[Saved data entries]
----

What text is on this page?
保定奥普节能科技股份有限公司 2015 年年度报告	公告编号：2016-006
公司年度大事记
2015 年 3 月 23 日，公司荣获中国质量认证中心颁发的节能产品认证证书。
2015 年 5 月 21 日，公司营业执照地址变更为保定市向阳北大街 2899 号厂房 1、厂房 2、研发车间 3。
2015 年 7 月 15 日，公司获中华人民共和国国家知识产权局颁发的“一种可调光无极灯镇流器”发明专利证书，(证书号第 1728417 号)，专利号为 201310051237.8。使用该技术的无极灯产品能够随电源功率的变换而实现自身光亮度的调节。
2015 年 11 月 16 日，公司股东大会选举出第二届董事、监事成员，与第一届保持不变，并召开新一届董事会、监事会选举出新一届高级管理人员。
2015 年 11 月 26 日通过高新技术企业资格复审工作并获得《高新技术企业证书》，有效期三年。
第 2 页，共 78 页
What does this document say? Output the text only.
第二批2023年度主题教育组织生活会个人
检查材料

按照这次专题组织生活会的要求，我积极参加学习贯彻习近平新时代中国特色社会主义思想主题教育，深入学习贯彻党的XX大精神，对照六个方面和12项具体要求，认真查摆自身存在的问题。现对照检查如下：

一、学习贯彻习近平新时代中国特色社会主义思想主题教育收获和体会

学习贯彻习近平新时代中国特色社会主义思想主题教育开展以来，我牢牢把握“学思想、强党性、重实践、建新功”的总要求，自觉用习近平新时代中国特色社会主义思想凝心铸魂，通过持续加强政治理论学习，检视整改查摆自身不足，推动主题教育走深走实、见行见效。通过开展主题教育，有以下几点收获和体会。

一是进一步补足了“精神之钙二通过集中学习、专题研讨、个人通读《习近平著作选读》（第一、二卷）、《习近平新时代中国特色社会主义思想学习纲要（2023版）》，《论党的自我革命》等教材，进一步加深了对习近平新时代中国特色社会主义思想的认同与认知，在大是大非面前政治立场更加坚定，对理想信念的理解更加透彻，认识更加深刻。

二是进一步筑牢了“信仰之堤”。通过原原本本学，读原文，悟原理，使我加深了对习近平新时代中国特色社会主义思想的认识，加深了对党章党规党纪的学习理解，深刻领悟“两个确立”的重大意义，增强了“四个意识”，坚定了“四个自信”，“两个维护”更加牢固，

----

DIRECTIONS FOR THIS TASK
Return each full line of the entries that contains the word "What".

TASK SOLUTION
What text is on this page?
What does this document say? Output the text only.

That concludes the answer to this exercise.